YOUR INSTRUCTIONS | Below are records; print only the lines from the line containing "Read all visible content and emit it as JSON." to the end, both included, reproduced exactly and without the pictures.

EXERCISE MATERIAL |
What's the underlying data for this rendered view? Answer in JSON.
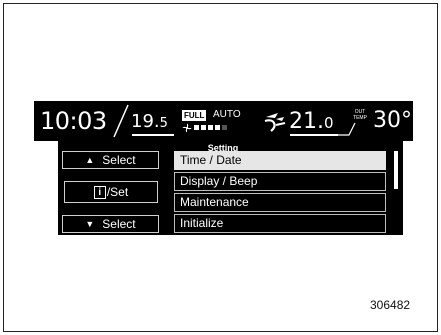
{
  "status_bar": {
    "clock": "10:03",
    "temp_left_whole": "19.",
    "temp_left_decimal": "5",
    "full_badge": "FULL",
    "auto_label": "AUTO",
    "temp_right_whole": "21.",
    "temp_right_decimal": "0",
    "out_temp_badge_line1": "OUT",
    "out_temp_badge_line2": "TEMP",
    "out_temp_value": "30°C",
    "fan_level_filled": 4,
    "fan_level_total": 5
  },
  "menu": {
    "title": "Setting",
    "buttons": {
      "up_label": "Select",
      "set_info_glyph": "i",
      "set_label": "/Set",
      "down_label": "Select"
    },
    "items": [
      {
        "label": "Time / Date",
        "selected": true
      },
      {
        "label": "Display / Beep",
        "selected": false
      },
      {
        "label": "Maintenance",
        "selected": false
      },
      {
        "label": "Initialize",
        "selected": false
      }
    ]
  },
  "figure_number": "306482",
  "colors": {
    "background": "#ffffff",
    "screen": "#000000",
    "text": "#ffffff",
    "selected_row": "#e6e6e6"
  }
}
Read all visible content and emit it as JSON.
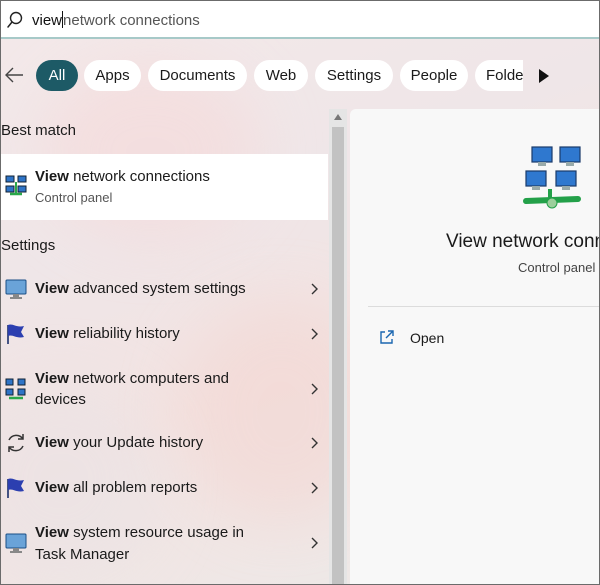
{
  "search": {
    "typed": "view",
    "suggestion": "network connections"
  },
  "filters": [
    {
      "label": "All",
      "active": true
    },
    {
      "label": "Apps"
    },
    {
      "label": "Documents"
    },
    {
      "label": "Web"
    },
    {
      "label": "Settings"
    },
    {
      "label": "People"
    },
    {
      "label": "Folde"
    }
  ],
  "best_match": {
    "heading": "Best match",
    "bold": "View",
    "rest": " network connections",
    "subtitle": "Control panel"
  },
  "settings": {
    "heading": "Settings",
    "items": [
      {
        "bold": "View",
        "line1": " advanced system settings",
        "line2": "",
        "icon": "monitor-icon"
      },
      {
        "bold": "View",
        "line1": " reliability history",
        "line2": "",
        "icon": "flag-icon"
      },
      {
        "bold": "View",
        "line1": " network computers and",
        "line2": "devices",
        "icon": "network-computers-icon"
      },
      {
        "bold": "View",
        "line1": " your Update history",
        "line2": "",
        "icon": "refresh-icon"
      },
      {
        "bold": "View",
        "line1": " all problem reports",
        "line2": "",
        "icon": "flag-icon"
      },
      {
        "bold": "View",
        "line1": " system resource usage in",
        "line2": "Task Manager",
        "icon": "monitor-icon"
      }
    ]
  },
  "preview": {
    "title": "View network connections",
    "subtitle": "Control panel",
    "action": "Open"
  },
  "colors": {
    "accent": "#1d5a66",
    "search_border": "#a7c9c8",
    "link_blue": "#1a66b0"
  }
}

REPLY TO THE TASK |
Read all visible content and emit it as JSON.
{
  "search": {
    "typed": "view",
    "suggestion": "network connections"
  },
  "filters": [
    {
      "label": "All",
      "active": true
    },
    {
      "label": "Apps"
    },
    {
      "label": "Documents"
    },
    {
      "label": "Web"
    },
    {
      "label": "Settings"
    },
    {
      "label": "People"
    },
    {
      "label": "Folde"
    }
  ],
  "best_match": {
    "heading": "Best match",
    "bold": "View",
    "rest": " network connections",
    "subtitle": "Control panel"
  },
  "settings": {
    "heading": "Settings",
    "items": [
      {
        "bold": "View",
        "line1": " advanced system settings",
        "line2": "",
        "icon": "monitor-icon"
      },
      {
        "bold": "View",
        "line1": " reliability history",
        "line2": "",
        "icon": "flag-icon"
      },
      {
        "bold": "View",
        "line1": " network computers and",
        "line2": "devices",
        "icon": "network-computers-icon"
      },
      {
        "bold": "View",
        "line1": " your Update history",
        "line2": "",
        "icon": "refresh-icon"
      },
      {
        "bold": "View",
        "line1": " all problem reports",
        "line2": "",
        "icon": "flag-icon"
      },
      {
        "bold": "View",
        "line1": " system resource usage in",
        "line2": "Task Manager",
        "icon": "monitor-icon"
      }
    ]
  },
  "preview": {
    "title": "View network connections",
    "subtitle": "Control panel",
    "action": "Open"
  },
  "colors": {
    "accent": "#1d5a66",
    "search_border": "#a7c9c8",
    "link_blue": "#1a66b0"
  }
}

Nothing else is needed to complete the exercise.